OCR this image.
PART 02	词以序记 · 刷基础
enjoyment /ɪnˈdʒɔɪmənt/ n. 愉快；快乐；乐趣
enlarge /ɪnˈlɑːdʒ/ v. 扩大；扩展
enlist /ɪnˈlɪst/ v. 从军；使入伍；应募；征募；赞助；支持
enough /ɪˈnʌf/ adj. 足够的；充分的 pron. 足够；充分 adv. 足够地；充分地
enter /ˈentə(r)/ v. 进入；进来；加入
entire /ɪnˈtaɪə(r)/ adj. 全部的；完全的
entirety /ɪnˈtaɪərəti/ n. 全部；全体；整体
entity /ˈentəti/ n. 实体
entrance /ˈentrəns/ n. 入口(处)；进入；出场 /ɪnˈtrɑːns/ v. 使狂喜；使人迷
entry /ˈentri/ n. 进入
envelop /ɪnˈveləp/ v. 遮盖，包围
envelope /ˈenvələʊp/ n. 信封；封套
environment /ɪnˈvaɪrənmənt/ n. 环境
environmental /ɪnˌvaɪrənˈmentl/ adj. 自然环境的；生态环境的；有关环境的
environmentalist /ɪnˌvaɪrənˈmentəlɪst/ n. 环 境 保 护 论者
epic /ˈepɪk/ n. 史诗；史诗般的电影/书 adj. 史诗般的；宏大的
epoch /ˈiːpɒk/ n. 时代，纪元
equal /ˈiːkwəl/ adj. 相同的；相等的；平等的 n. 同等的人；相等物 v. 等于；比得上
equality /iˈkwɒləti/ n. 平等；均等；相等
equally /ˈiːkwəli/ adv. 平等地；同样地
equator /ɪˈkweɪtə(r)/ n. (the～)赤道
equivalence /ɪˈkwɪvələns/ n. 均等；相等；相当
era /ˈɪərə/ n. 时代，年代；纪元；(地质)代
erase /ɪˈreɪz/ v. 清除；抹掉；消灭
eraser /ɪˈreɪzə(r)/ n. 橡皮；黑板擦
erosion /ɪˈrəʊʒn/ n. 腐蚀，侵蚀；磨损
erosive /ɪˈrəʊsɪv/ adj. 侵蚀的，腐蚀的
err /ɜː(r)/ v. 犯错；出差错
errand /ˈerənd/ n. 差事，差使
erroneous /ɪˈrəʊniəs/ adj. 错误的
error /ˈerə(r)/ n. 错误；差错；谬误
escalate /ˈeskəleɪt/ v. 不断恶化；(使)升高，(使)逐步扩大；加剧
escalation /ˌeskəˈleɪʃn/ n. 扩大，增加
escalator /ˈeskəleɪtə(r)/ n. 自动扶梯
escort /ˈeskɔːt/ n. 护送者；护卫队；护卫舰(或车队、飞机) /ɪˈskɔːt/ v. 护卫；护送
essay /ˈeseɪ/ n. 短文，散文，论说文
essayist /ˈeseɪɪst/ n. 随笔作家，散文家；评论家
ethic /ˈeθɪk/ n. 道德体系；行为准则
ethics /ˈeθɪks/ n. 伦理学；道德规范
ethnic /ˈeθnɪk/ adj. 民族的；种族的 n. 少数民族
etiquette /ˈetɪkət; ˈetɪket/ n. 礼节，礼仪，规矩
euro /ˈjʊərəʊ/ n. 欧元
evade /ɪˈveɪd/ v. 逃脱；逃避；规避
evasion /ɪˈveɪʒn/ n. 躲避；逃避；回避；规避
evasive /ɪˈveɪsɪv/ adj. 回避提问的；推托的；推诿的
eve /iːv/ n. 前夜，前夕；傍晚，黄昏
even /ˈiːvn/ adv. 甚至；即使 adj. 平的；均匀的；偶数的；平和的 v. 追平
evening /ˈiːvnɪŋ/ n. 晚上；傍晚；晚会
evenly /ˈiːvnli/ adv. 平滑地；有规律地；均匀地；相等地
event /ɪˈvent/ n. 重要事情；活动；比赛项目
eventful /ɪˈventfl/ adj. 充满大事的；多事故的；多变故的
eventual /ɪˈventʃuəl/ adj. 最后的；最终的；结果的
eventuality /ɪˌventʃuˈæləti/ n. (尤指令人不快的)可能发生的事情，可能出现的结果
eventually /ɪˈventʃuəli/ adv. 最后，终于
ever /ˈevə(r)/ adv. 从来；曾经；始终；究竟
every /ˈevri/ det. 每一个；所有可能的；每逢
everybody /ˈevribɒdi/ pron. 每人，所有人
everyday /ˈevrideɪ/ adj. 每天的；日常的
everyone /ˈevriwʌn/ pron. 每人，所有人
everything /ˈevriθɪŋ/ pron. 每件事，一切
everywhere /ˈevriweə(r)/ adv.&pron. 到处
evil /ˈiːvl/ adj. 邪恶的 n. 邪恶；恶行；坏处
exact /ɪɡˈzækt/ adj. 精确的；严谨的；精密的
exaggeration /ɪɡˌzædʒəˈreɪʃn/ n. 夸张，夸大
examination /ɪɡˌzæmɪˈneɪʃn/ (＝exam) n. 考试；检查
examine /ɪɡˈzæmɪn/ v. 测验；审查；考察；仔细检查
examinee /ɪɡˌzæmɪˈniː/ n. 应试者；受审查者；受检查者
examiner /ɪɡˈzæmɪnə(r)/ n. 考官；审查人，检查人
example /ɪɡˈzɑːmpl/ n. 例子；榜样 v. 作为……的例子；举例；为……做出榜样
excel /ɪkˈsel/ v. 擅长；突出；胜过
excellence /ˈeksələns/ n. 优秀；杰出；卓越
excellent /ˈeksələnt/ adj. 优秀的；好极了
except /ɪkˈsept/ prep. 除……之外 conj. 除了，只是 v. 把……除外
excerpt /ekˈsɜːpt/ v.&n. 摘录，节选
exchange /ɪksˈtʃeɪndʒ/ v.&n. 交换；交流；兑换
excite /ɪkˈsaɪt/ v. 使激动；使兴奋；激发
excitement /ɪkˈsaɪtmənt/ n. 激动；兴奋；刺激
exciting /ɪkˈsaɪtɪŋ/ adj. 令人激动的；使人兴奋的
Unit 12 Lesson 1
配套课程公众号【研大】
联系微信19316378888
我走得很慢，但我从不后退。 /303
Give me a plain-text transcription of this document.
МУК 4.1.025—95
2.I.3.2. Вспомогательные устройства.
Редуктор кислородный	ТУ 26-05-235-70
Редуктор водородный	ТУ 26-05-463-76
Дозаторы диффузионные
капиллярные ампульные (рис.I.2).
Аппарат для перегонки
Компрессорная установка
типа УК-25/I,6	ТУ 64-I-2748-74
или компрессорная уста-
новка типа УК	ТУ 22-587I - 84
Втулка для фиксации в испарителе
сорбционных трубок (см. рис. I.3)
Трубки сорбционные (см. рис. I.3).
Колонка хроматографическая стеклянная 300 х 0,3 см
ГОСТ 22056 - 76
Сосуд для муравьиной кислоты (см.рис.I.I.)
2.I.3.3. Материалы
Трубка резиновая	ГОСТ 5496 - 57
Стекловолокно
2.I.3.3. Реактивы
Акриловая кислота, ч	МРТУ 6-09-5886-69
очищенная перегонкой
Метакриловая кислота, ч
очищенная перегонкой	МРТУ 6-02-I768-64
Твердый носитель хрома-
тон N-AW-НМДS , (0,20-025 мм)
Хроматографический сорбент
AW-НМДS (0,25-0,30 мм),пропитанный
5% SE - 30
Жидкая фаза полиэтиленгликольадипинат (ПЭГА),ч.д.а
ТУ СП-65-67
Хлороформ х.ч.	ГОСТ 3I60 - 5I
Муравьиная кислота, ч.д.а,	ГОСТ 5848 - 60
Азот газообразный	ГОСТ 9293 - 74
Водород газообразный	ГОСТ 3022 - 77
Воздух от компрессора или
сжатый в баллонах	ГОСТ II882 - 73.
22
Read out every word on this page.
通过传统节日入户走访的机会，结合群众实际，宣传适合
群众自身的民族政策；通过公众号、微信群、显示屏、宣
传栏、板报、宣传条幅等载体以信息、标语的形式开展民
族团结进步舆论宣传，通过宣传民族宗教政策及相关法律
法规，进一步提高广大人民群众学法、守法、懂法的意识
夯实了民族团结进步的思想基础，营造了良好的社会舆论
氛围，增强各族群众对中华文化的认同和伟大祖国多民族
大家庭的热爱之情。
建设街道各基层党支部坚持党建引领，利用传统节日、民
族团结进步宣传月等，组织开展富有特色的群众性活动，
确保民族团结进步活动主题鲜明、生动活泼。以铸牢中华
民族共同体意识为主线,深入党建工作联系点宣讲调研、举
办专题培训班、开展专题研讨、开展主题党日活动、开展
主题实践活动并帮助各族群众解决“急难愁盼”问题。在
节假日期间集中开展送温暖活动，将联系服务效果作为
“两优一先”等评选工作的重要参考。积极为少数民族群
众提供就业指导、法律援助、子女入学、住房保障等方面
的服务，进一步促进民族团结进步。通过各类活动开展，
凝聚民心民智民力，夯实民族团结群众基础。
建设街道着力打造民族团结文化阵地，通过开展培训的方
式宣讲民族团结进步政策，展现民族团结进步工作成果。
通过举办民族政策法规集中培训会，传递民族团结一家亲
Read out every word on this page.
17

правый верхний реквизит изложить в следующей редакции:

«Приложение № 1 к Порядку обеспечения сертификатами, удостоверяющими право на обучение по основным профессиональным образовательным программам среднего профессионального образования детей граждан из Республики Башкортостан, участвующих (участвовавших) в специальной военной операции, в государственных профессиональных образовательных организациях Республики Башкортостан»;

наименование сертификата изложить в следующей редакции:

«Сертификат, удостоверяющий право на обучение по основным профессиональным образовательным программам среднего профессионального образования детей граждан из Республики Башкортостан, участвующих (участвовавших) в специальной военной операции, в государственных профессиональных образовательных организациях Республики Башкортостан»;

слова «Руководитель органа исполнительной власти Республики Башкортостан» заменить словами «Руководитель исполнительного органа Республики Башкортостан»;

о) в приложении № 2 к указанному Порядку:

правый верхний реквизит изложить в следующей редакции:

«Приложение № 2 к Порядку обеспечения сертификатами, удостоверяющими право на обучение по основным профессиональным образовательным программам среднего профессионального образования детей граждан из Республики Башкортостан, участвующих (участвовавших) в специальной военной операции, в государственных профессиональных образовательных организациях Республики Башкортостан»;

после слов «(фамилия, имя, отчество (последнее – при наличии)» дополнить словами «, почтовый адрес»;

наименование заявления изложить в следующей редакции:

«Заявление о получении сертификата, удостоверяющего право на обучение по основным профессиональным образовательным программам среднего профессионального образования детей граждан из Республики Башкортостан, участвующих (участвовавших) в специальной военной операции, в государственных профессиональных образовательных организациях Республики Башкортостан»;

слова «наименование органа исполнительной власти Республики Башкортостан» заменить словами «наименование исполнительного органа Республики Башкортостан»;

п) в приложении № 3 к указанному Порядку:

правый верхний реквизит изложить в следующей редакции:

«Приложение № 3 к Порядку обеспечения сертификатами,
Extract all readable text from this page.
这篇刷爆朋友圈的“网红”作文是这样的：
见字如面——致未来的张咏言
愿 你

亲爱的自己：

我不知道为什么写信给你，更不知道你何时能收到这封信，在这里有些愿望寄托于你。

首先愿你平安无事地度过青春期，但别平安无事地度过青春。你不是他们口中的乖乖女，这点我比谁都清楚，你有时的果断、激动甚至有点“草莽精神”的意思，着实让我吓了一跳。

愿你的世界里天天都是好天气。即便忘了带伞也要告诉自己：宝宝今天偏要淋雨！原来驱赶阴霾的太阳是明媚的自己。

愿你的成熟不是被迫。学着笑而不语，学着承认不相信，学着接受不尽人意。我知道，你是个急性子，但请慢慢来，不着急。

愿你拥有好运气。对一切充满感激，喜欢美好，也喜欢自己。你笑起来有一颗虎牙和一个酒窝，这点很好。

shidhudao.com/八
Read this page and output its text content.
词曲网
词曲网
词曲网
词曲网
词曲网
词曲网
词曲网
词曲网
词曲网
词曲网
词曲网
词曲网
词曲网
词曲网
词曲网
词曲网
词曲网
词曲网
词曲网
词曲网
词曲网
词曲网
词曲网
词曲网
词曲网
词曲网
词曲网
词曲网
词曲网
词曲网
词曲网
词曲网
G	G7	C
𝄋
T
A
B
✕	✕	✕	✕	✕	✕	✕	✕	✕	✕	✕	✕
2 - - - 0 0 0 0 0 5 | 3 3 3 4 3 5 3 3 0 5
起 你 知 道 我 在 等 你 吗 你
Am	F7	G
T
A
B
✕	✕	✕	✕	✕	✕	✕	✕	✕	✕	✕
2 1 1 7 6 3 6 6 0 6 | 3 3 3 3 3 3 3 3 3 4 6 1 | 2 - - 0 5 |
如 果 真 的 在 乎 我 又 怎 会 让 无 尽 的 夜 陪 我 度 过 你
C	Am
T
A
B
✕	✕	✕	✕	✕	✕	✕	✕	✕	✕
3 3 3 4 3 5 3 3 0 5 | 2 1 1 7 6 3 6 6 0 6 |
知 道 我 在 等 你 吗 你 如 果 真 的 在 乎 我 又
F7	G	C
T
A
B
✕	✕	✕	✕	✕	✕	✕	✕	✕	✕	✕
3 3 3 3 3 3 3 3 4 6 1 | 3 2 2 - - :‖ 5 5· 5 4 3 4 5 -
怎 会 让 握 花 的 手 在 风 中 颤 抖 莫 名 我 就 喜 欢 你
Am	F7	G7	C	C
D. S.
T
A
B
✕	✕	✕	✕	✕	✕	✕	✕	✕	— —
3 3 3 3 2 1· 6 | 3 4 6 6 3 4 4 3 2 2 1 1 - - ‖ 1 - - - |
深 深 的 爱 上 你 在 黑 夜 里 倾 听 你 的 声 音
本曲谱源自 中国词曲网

◆ **Exercise prompt**
Each line that holds the word "Редуктор" should be extracted from the records.

◆ **Answer to this problem**
Редуктор кислородный	ТУ 26-05-235-70
Редуктор водородный	ТУ 26-05-463-76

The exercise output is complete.